**Data to process:**
-- Start --

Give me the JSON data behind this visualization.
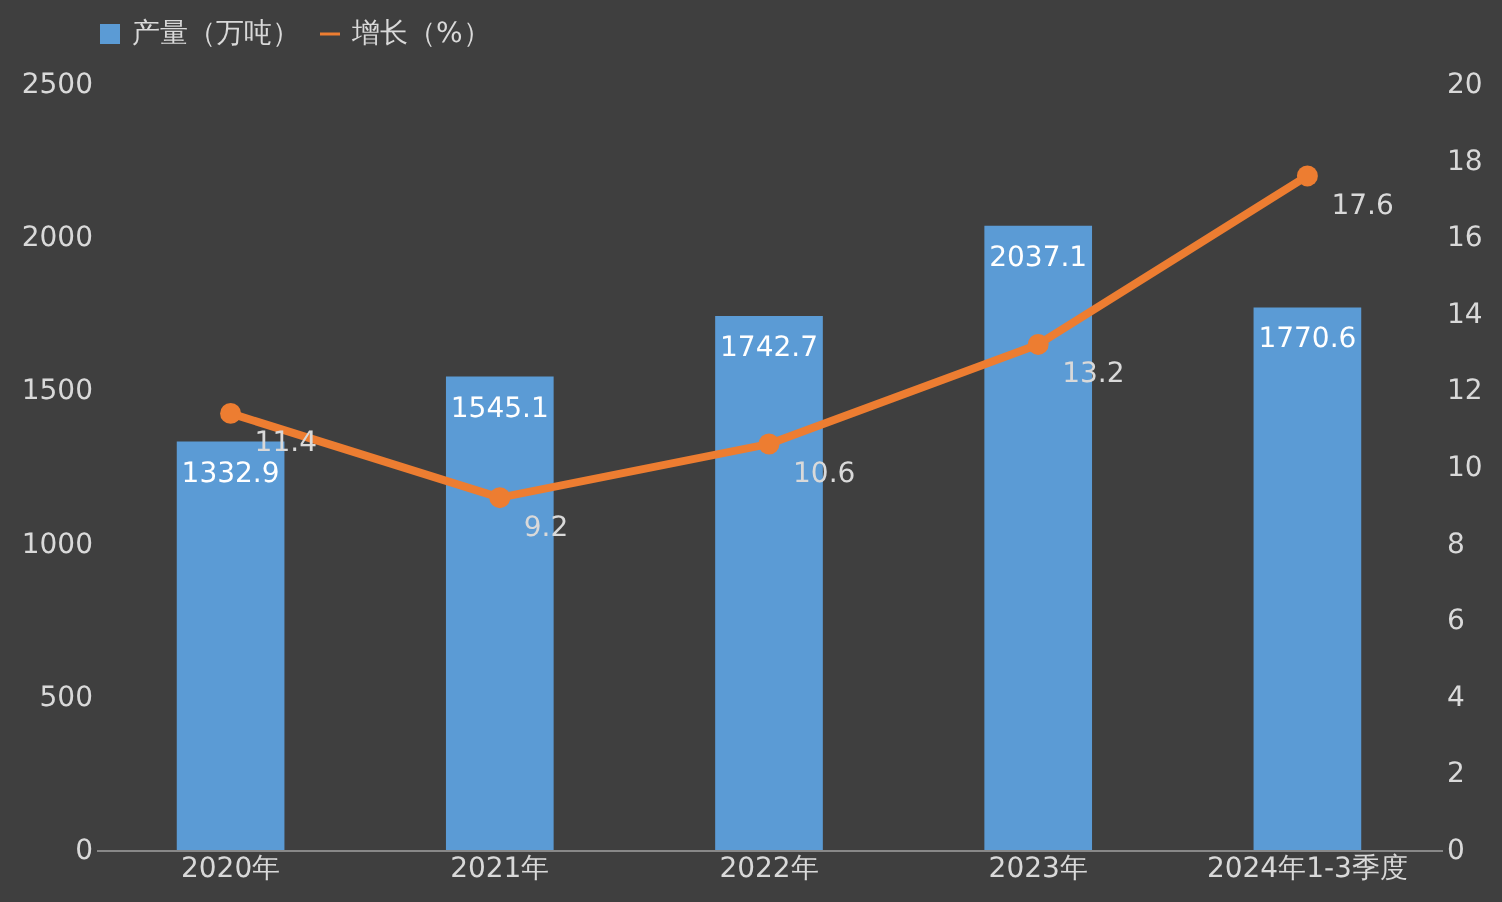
{
  "chart_data": {
    "type": "bar",
    "categories": [
      "2020年",
      "2021年",
      "2022年",
      "2023年",
      "2024年1-3季度"
    ],
    "series": [
      {
        "name": "产量（万吨）",
        "type": "bar",
        "color": "#5b9bd5",
        "values": [
          1332.9,
          1545.1,
          1742.7,
          2037.1,
          1770.6
        ]
      },
      {
        "name": "增长（%）",
        "type": "line",
        "axis": "y2",
        "color": "#ed7d31",
        "values": [
          11.4,
          9.2,
          10.6,
          13.2,
          17.6
        ]
      }
    ],
    "ylim": [
      0,
      2500
    ],
    "yticks": [
      0,
      500,
      1000,
      1500,
      2000,
      2500
    ],
    "y2lim": [
      0,
      20
    ],
    "y2ticks": [
      0,
      2,
      4,
      6,
      8,
      10,
      12,
      14,
      16,
      18,
      20
    ],
    "data_labels": true,
    "legend": "top",
    "grid": false,
    "marker": "circle",
    "line_style": "solid"
  }
}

-- End --

**Problem statement:** Omit pictures; set down the rest of the material word for word.

**Expected answer:**
Give me the JSON data behind this visualization.
{
  "chart_data": {
    "type": "bar",
    "categories": [
      "2020年",
      "2021年",
      "2022年",
      "2023年",
      "2024年1-3季度"
    ],
    "series": [
      {
        "name": "产量（万吨）",
        "type": "bar",
        "color": "#5b9bd5",
        "values": [
          1332.9,
          1545.1,
          1742.7,
          2037.1,
          1770.6
        ]
      },
      {
        "name": "增长（%）",
        "type": "line",
        "axis": "y2",
        "color": "#ed7d31",
        "values": [
          11.4,
          9.2,
          10.6,
          13.2,
          17.6
        ]
      }
    ],
    "ylim": [
      0,
      2500
    ],
    "yticks": [
      0,
      500,
      1000,
      1500,
      2000,
      2500
    ],
    "y2lim": [
      0,
      20
    ],
    "y2ticks": [
      0,
      2,
      4,
      6,
      8,
      10,
      12,
      14,
      16,
      18,
      20
    ],
    "data_labels": true,
    "legend": "top",
    "grid": false,
    "marker": "circle",
    "line_style": "solid"
  }
}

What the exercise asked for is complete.